Records from a data collection:

:::

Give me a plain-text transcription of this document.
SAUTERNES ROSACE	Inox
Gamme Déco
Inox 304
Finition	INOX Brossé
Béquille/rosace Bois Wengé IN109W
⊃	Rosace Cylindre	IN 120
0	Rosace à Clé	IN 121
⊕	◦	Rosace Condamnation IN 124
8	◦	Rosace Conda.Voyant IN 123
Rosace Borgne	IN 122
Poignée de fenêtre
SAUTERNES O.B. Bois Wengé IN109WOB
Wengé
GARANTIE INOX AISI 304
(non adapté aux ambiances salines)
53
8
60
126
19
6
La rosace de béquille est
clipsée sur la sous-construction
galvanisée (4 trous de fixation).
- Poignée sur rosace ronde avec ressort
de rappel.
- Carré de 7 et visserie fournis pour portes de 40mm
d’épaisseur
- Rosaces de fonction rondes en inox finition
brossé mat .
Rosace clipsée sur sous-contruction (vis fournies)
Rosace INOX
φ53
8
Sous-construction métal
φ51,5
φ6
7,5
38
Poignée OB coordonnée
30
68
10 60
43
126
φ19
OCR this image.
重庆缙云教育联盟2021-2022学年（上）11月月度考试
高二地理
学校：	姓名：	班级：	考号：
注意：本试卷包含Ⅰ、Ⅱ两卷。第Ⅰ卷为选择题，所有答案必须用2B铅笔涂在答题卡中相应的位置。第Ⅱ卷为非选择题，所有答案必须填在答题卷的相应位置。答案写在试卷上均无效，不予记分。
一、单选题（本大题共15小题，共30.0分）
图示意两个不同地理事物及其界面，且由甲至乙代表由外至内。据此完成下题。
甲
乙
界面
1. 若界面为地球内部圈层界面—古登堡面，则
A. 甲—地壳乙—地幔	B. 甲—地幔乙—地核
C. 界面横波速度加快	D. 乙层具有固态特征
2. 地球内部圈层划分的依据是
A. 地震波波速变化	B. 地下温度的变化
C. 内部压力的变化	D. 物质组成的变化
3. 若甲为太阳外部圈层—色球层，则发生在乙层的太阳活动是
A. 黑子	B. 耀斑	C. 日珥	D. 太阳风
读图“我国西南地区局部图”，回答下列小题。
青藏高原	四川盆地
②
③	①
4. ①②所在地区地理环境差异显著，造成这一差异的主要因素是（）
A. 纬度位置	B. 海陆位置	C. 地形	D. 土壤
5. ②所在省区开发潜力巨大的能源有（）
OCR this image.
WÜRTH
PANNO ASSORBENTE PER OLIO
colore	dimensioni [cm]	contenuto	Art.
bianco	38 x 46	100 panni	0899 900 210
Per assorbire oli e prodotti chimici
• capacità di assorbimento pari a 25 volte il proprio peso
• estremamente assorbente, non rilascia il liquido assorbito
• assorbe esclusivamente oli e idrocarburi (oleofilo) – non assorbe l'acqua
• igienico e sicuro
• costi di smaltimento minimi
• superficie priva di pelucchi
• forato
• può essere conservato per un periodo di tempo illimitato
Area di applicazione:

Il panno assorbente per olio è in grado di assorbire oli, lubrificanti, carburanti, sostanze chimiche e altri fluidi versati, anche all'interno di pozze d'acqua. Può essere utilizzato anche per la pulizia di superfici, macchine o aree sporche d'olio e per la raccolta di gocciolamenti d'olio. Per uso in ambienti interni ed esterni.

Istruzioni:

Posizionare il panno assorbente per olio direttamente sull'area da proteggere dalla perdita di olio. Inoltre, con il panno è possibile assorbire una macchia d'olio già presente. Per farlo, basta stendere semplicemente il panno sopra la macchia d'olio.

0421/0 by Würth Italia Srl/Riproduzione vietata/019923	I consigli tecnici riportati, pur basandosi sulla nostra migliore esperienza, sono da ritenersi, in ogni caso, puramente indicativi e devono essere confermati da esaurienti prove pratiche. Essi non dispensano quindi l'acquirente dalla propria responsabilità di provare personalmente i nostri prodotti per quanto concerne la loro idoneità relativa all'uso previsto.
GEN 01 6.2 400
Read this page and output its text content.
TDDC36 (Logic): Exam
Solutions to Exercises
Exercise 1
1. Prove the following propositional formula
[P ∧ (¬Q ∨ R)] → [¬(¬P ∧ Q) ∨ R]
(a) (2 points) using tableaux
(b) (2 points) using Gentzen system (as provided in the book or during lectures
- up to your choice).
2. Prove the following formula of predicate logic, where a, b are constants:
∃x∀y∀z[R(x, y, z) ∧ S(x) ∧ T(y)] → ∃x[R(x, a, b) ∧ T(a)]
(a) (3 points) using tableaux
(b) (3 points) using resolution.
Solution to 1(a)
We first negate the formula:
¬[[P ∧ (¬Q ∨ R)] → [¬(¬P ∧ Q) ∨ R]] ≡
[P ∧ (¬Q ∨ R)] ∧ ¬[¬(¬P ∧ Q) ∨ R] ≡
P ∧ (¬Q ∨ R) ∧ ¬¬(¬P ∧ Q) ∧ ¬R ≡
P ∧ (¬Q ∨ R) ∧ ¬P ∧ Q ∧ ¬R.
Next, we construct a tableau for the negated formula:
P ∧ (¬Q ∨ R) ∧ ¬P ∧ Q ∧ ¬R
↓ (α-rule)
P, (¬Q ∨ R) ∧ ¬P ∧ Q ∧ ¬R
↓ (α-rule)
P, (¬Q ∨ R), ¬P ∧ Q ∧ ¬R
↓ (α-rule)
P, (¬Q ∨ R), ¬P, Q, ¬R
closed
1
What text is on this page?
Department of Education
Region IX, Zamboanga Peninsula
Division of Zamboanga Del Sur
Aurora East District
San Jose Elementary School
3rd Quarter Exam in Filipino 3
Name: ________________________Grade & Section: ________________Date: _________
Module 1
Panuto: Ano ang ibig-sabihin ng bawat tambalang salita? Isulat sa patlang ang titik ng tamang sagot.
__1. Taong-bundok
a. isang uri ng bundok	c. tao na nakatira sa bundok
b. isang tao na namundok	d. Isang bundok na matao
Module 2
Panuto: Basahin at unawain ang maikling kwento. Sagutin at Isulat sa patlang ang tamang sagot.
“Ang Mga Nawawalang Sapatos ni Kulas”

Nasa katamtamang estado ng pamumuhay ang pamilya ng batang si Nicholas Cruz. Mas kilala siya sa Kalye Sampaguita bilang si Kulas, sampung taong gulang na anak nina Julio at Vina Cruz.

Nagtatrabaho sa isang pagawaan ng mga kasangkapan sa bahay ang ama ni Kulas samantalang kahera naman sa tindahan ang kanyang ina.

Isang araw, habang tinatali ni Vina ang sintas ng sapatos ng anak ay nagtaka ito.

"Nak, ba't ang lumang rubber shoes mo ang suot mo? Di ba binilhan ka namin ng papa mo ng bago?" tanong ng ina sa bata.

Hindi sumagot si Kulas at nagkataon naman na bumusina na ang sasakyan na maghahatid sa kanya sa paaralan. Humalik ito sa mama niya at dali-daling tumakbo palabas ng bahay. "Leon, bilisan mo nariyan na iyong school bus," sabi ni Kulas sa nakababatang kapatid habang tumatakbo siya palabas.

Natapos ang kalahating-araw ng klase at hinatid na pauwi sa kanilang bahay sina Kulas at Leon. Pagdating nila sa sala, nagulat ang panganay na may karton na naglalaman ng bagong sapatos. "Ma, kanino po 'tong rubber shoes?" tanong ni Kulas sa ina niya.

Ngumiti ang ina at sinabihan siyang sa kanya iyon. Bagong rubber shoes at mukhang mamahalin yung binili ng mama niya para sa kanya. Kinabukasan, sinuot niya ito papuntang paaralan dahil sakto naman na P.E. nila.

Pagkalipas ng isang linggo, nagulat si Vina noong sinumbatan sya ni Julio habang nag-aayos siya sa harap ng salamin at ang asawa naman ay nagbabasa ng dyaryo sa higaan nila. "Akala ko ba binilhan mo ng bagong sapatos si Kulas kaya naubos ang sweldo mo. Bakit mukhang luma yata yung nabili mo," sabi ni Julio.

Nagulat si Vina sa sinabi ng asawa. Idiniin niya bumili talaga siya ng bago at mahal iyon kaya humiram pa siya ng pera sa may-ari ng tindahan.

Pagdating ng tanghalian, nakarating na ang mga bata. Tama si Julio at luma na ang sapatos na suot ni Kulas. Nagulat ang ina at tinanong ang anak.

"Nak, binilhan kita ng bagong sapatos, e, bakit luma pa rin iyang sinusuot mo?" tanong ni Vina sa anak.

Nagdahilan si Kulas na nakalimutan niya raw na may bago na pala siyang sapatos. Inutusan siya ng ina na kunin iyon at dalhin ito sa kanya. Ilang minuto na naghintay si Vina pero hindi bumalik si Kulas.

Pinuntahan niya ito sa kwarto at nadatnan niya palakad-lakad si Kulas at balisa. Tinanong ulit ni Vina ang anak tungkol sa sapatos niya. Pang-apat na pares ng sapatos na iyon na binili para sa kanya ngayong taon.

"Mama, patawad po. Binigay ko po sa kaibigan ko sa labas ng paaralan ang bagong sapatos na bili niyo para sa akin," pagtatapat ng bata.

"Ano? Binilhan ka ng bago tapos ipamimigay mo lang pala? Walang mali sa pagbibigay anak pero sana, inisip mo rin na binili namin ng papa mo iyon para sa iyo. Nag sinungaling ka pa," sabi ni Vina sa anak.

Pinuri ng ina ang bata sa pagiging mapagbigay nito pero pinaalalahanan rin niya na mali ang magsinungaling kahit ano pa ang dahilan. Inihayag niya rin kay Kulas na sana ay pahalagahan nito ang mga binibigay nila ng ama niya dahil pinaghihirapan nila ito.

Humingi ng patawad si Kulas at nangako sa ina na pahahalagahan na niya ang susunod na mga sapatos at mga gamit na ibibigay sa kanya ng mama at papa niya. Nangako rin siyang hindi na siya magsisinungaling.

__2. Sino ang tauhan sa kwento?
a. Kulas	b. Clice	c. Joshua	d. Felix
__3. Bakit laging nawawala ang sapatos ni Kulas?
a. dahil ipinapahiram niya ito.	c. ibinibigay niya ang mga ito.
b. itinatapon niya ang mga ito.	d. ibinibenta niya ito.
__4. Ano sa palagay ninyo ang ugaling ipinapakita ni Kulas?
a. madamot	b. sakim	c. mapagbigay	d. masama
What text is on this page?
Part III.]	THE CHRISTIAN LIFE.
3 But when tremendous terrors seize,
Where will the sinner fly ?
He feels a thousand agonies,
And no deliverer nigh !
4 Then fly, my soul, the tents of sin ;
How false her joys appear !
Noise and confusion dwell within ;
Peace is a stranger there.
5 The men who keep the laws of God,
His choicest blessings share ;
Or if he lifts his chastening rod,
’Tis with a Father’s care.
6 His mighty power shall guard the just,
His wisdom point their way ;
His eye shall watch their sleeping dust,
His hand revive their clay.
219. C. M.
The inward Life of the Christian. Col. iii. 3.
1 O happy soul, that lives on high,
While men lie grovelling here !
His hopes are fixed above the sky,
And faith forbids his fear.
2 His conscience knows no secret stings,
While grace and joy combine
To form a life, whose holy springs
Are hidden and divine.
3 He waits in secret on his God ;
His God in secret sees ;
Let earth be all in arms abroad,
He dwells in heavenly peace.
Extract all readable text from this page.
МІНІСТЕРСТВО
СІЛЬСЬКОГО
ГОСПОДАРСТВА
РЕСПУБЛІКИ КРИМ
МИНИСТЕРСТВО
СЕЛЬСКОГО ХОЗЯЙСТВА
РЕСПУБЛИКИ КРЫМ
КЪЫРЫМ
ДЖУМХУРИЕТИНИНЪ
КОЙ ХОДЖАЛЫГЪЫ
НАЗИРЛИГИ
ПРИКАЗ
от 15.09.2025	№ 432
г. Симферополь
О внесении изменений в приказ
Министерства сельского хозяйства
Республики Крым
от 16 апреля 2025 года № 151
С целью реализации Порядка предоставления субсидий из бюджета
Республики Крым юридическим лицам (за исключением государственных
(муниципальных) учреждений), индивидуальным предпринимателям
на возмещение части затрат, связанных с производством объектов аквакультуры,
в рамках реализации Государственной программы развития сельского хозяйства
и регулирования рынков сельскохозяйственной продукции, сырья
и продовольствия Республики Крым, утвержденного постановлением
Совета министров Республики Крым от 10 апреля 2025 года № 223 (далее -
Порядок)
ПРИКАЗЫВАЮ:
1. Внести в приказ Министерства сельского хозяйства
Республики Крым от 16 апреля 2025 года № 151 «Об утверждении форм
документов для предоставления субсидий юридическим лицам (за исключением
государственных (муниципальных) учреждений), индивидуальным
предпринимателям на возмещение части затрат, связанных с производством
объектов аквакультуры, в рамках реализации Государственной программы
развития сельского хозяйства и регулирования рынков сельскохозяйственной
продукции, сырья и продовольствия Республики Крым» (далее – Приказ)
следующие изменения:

:::

» **GIVEN INSTRUCTION**
Show every line from the entries above in which the word "assorbire" appears.

» **RIGHT ANSWER**
Per assorbire oli e prodotti chimici
Il panno assorbente per olio è in grado di assorbire oli, lubrificanti, carburanti, sostanze chimiche e altri fluidi versati, anche all'interno di pozze d'acqua. Può essere utilizzato anche per la pulizia di superfici, macchine o aree sporche d'olio e per la raccolta di gocciolamenti d'olio. Per uso in ambienti interni ed esterni.
Posizionare il panno assorbente per olio direttamente sull'area da proteggere dalla perdita di olio. Inoltre, con il panno è possibile assorbire una macchia d'olio già presente. Per farlo, basta stendere semplicemente il panno sopra la macchia d'olio.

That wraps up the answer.